Records supplied -
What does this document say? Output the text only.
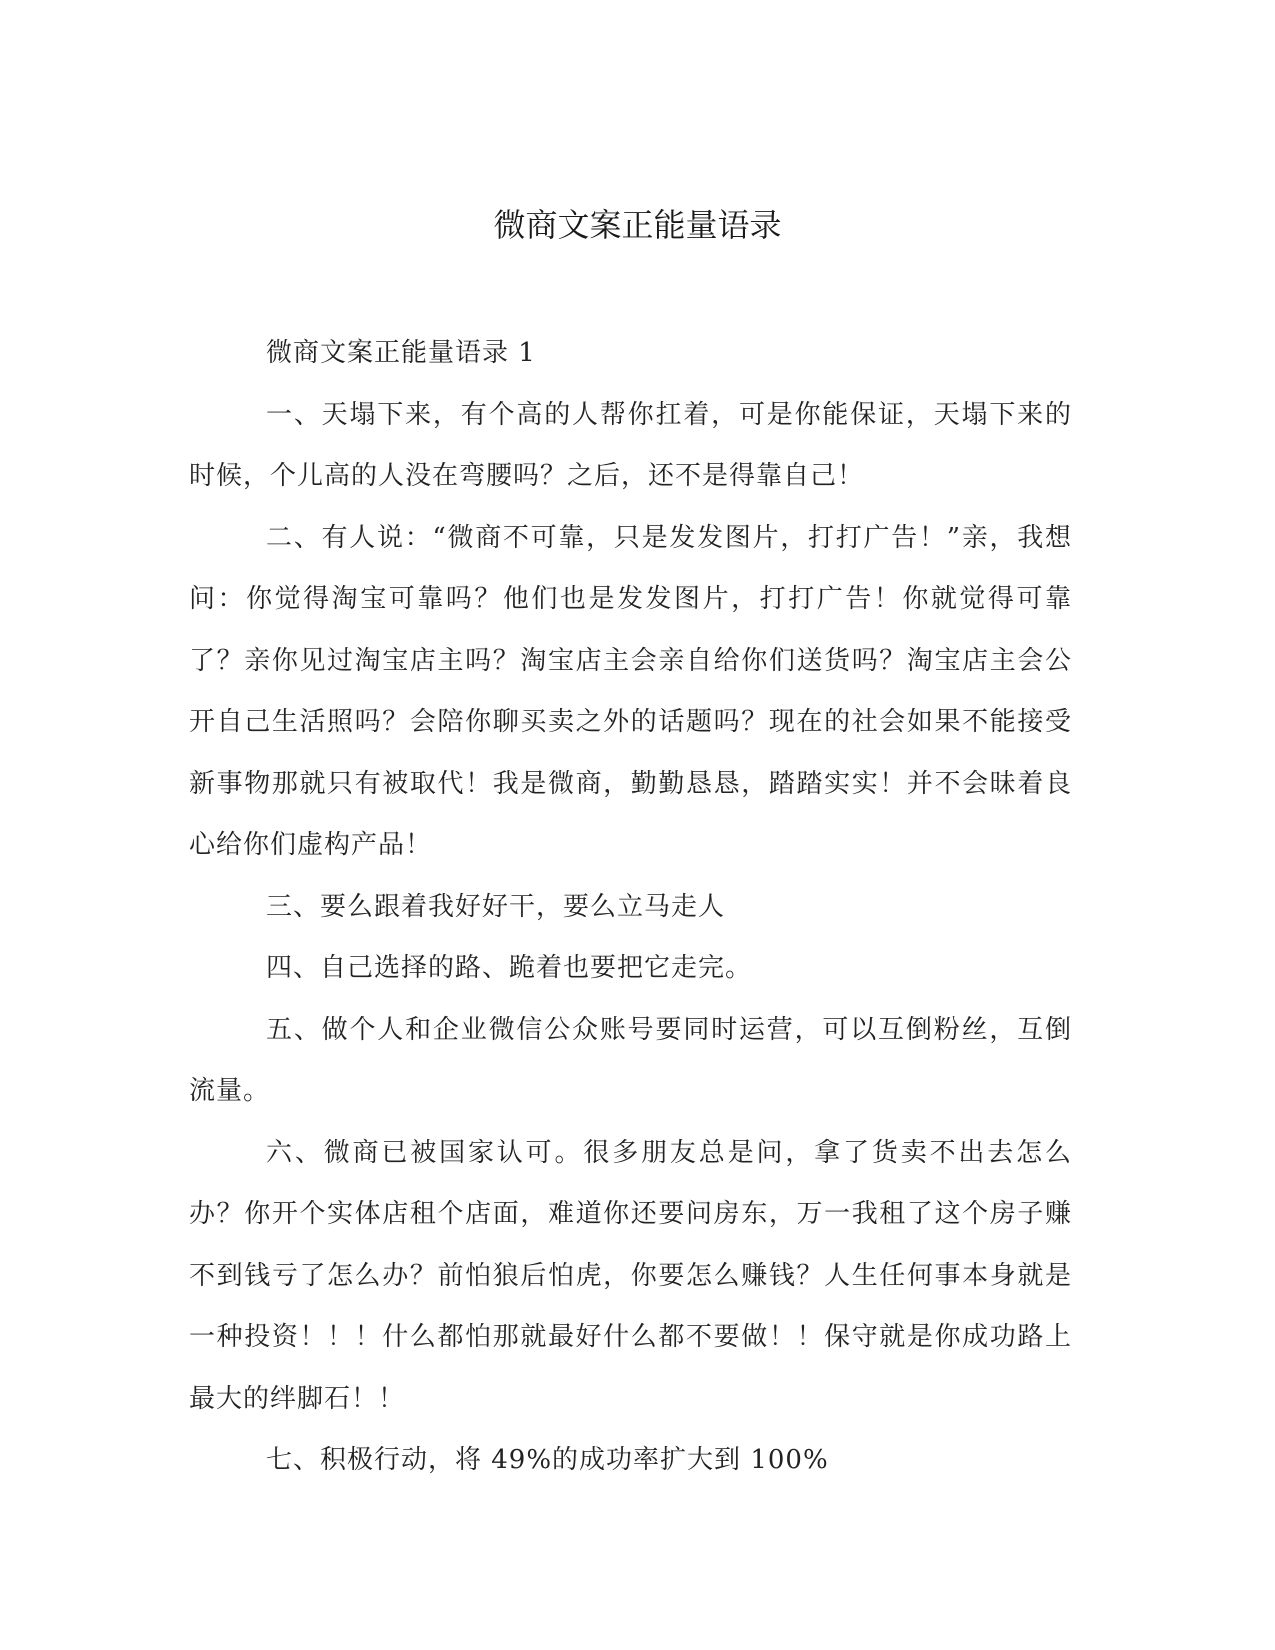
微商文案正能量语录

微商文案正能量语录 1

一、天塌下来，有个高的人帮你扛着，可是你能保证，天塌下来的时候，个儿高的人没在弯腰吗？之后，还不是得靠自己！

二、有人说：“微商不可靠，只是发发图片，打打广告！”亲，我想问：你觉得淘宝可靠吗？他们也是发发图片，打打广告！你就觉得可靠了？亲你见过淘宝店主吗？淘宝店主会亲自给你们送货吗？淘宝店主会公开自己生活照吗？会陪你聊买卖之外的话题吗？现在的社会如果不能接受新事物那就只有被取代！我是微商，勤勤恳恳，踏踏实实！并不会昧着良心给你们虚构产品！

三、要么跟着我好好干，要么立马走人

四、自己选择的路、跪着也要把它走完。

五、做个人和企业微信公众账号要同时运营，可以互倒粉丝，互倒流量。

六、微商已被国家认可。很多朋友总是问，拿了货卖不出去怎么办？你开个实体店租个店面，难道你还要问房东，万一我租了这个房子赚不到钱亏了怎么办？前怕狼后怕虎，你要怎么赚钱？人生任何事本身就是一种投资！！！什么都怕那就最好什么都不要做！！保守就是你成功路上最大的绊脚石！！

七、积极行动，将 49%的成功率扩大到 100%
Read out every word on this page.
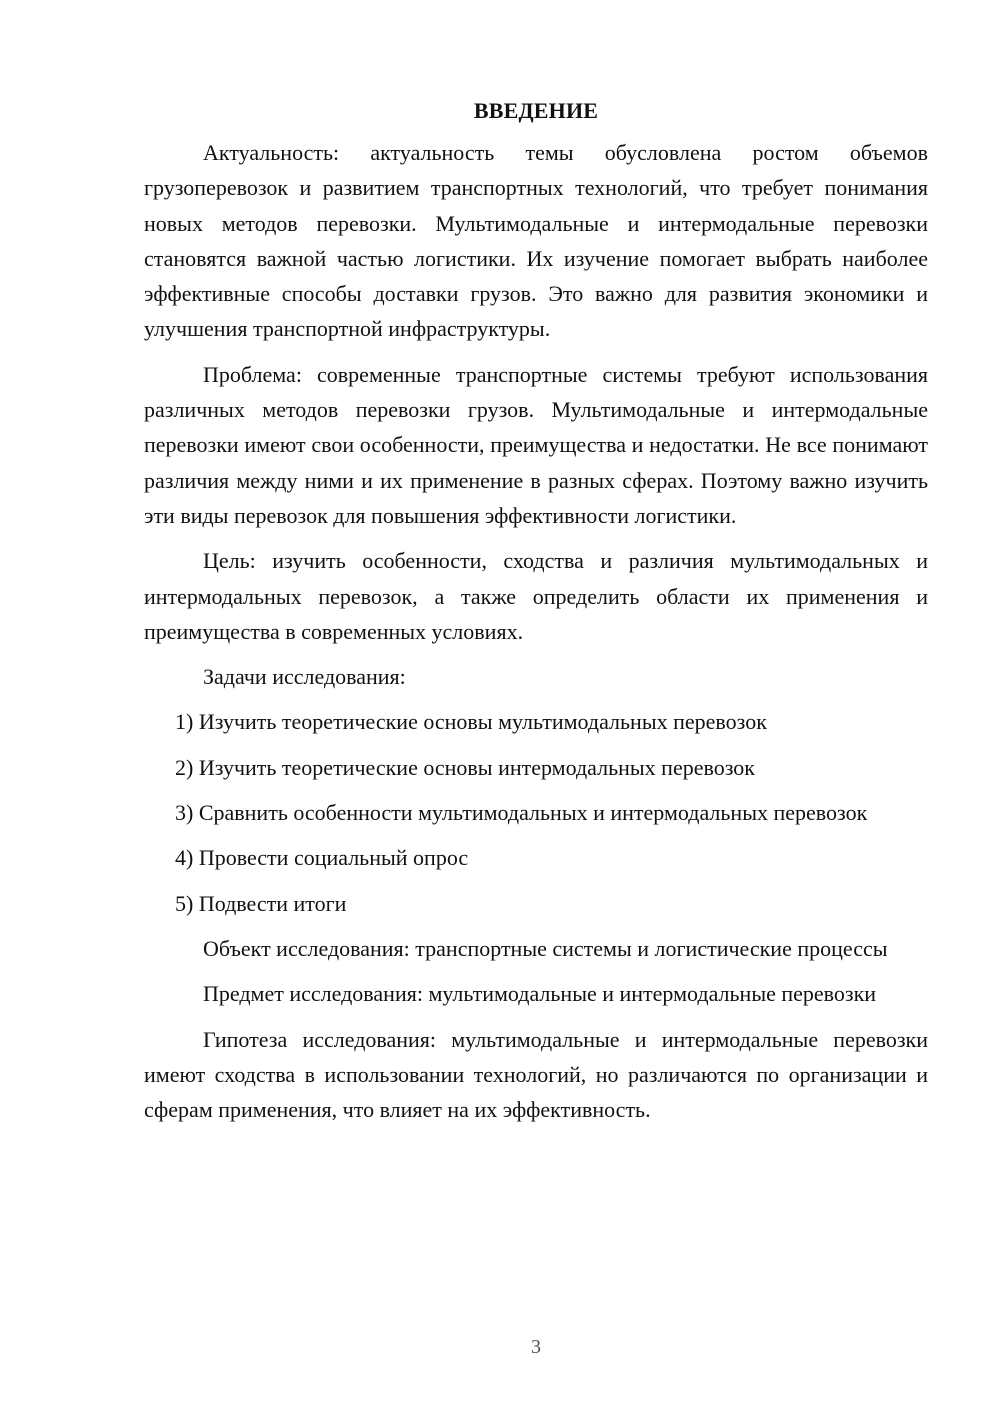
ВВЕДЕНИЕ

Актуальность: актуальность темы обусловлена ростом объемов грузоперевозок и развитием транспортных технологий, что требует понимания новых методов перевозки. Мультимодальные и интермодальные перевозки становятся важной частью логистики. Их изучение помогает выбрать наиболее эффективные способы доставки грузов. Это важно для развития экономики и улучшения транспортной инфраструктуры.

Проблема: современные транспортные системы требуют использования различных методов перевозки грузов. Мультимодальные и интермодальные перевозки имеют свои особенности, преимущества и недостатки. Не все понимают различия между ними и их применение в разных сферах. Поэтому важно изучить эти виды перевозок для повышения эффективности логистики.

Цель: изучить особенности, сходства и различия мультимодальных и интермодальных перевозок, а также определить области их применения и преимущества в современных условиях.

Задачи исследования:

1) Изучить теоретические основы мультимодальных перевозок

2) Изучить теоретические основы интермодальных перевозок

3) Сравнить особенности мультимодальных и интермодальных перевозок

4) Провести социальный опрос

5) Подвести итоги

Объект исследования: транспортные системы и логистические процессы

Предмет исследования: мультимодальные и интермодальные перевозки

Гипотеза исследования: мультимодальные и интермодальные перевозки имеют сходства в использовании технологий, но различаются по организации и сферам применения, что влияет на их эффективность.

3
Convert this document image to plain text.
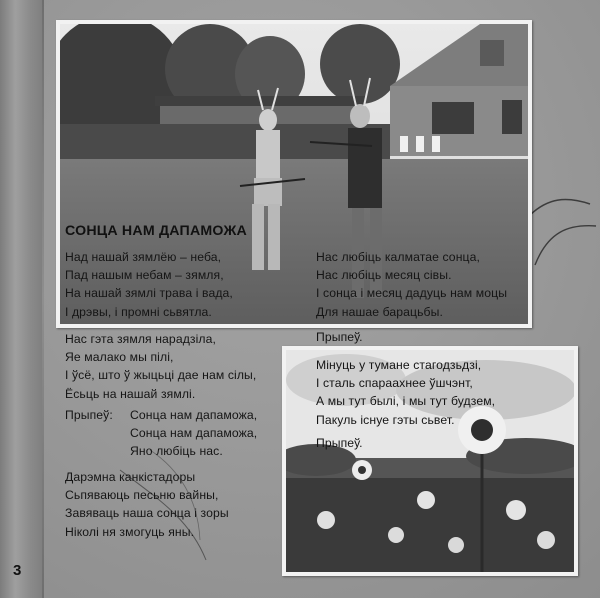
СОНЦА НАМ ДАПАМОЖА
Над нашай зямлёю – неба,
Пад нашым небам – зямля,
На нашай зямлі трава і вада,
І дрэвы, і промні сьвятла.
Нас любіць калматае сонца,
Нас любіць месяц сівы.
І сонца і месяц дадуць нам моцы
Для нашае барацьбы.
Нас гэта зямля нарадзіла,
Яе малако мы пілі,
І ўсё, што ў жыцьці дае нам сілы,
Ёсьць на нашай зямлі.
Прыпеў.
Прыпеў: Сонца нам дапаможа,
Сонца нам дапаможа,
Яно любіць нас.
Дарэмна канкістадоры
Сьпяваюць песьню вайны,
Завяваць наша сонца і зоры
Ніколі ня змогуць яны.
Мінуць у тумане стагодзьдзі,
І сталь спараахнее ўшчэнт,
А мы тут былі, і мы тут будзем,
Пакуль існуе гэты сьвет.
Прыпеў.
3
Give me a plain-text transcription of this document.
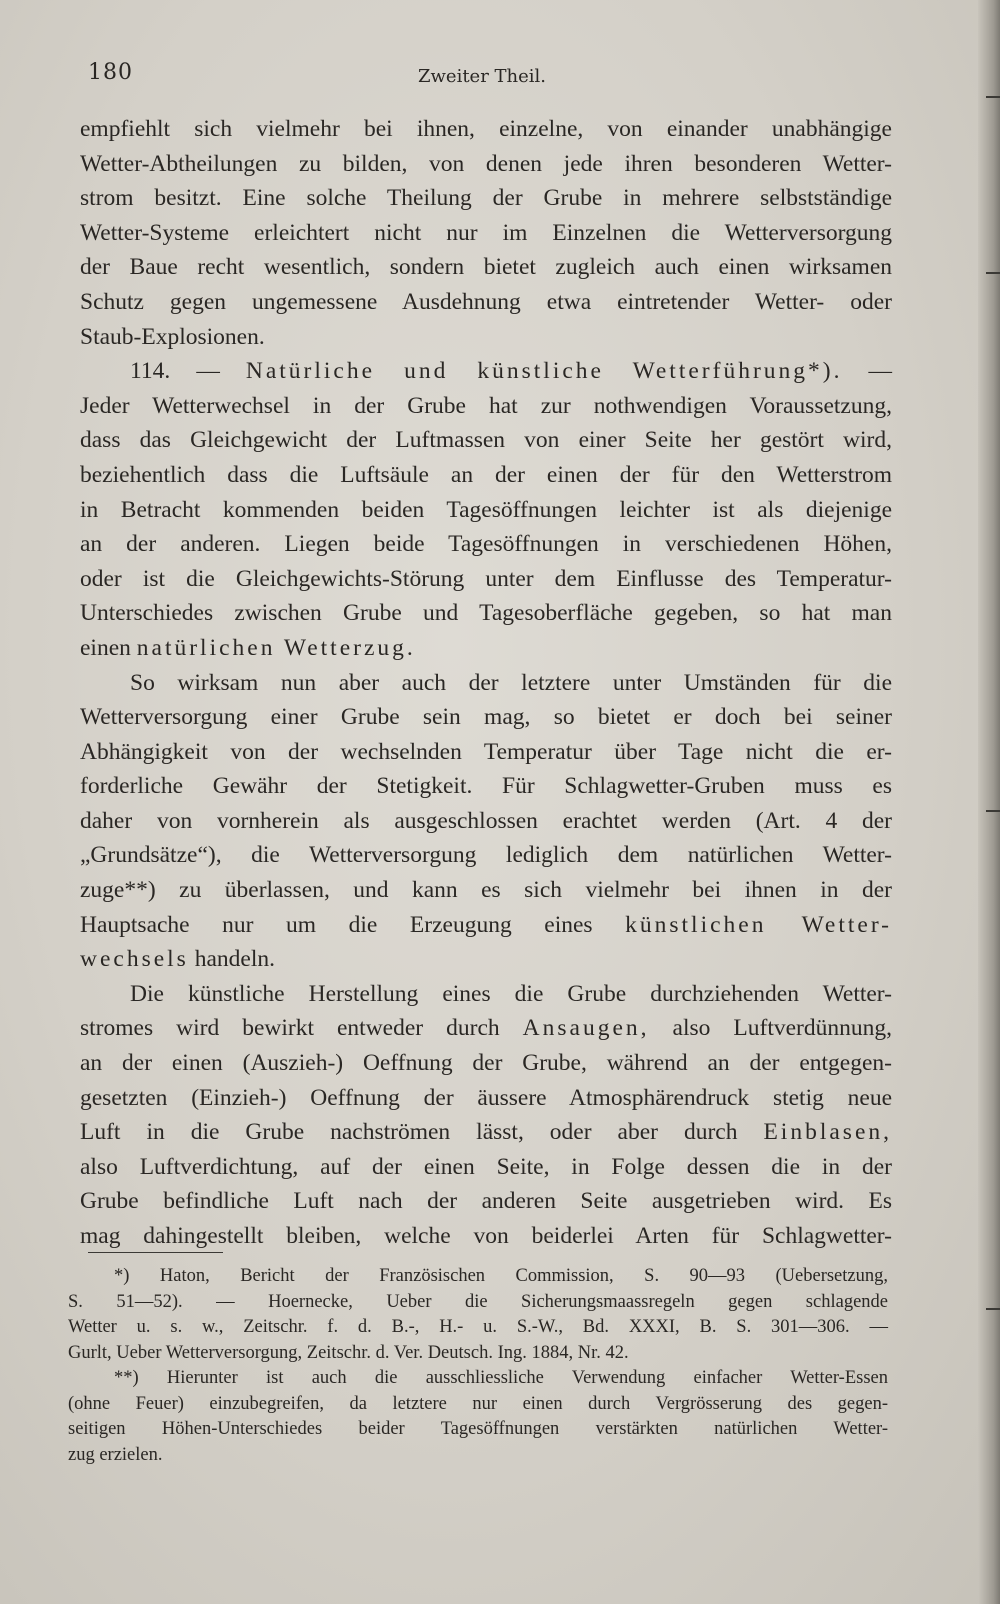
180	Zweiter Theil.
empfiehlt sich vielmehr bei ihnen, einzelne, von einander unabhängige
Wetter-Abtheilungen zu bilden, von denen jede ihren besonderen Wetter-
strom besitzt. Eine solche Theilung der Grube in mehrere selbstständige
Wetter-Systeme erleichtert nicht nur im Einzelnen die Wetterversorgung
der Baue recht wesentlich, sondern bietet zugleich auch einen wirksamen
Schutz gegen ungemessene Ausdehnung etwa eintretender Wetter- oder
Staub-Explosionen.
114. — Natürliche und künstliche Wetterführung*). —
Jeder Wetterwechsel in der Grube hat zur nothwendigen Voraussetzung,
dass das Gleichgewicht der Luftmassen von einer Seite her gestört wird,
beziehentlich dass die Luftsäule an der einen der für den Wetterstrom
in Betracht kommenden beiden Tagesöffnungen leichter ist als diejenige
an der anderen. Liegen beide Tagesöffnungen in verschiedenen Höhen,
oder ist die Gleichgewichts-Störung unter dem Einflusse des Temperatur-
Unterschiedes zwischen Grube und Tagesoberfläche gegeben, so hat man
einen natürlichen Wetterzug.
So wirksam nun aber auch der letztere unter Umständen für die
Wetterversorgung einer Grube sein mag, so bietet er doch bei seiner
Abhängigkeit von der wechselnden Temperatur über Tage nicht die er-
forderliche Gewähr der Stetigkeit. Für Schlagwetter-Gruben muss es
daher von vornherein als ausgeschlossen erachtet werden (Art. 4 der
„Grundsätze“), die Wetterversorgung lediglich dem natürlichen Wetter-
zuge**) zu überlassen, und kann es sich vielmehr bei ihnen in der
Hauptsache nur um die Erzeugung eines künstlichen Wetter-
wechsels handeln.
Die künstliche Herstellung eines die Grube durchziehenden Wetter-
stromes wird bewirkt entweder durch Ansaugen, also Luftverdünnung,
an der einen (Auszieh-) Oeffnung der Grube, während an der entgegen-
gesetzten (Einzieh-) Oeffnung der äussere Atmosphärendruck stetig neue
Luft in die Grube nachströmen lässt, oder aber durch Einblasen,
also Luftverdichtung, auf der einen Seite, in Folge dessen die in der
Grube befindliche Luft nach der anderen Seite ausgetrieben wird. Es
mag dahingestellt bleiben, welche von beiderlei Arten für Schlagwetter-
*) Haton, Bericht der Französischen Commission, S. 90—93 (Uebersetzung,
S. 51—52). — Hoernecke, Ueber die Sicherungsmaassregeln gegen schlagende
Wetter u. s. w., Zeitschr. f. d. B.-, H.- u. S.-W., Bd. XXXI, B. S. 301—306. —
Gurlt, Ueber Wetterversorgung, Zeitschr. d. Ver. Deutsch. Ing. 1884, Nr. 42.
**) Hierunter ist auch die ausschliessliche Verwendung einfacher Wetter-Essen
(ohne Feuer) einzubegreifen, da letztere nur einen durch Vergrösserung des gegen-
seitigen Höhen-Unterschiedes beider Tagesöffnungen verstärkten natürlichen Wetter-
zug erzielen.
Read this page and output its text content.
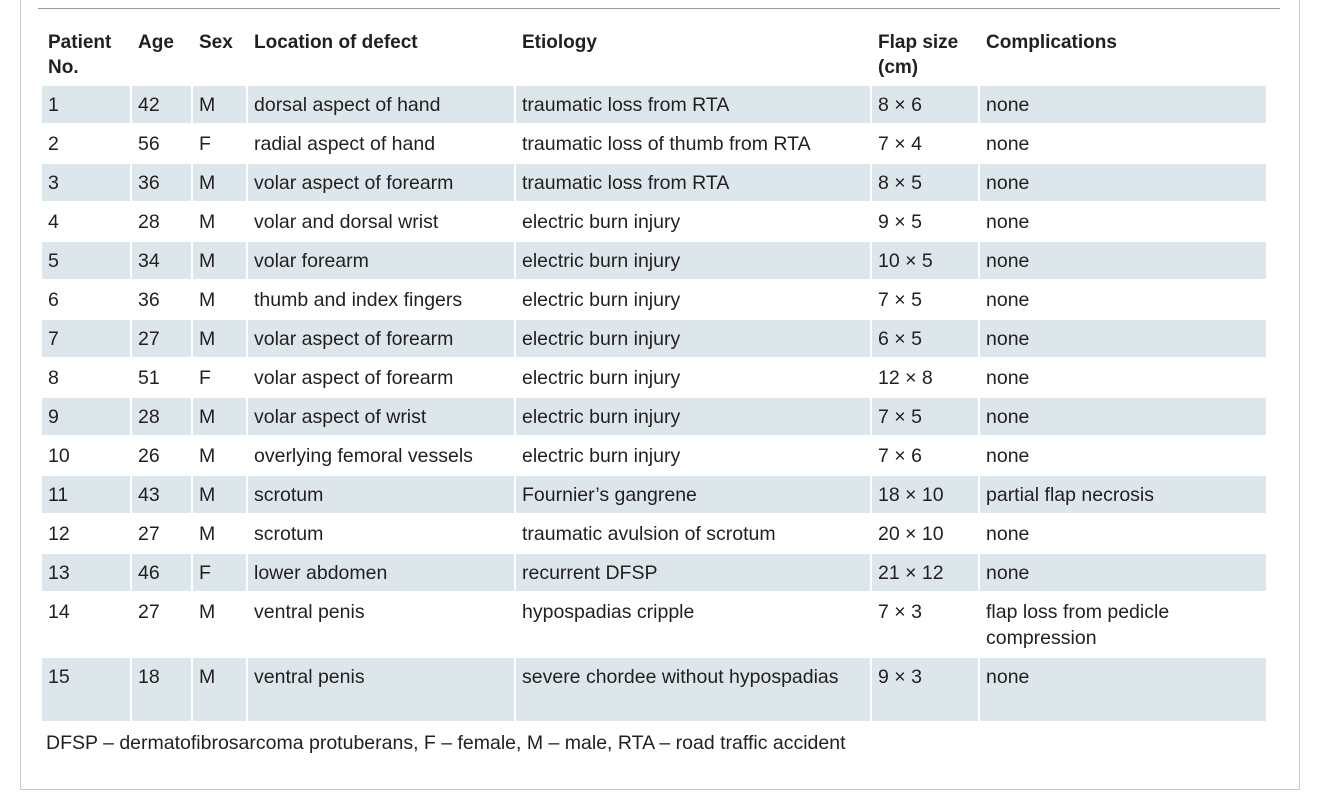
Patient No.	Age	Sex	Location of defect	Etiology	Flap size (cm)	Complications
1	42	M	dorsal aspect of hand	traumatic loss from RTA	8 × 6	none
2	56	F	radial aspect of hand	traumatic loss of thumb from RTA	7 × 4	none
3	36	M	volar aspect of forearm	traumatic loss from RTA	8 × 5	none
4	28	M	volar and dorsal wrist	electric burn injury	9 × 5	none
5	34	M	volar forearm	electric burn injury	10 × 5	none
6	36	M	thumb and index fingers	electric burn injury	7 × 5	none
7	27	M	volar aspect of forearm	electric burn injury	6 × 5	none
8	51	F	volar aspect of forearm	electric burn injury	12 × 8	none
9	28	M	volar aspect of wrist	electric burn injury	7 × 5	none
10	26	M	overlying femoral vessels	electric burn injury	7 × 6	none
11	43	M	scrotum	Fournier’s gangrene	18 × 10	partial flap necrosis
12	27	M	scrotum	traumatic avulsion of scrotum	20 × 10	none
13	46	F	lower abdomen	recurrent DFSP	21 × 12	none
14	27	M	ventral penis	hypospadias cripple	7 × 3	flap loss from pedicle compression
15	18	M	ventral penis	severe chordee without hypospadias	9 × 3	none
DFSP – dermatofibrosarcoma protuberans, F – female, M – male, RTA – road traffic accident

Exercise directions - Return all the lines that contain the string "Zeitschr".

Solution to this problem -
Wetter u. s. w., Zeitschr. f. d. B.-, H.- u. S.-W., Bd. XXXI, B. S. 301—306. —
Gurlt, Ueber Wetterversorgung, Zeitschr. d. Ver. Deutsch. Ing. 1884, Nr. 42.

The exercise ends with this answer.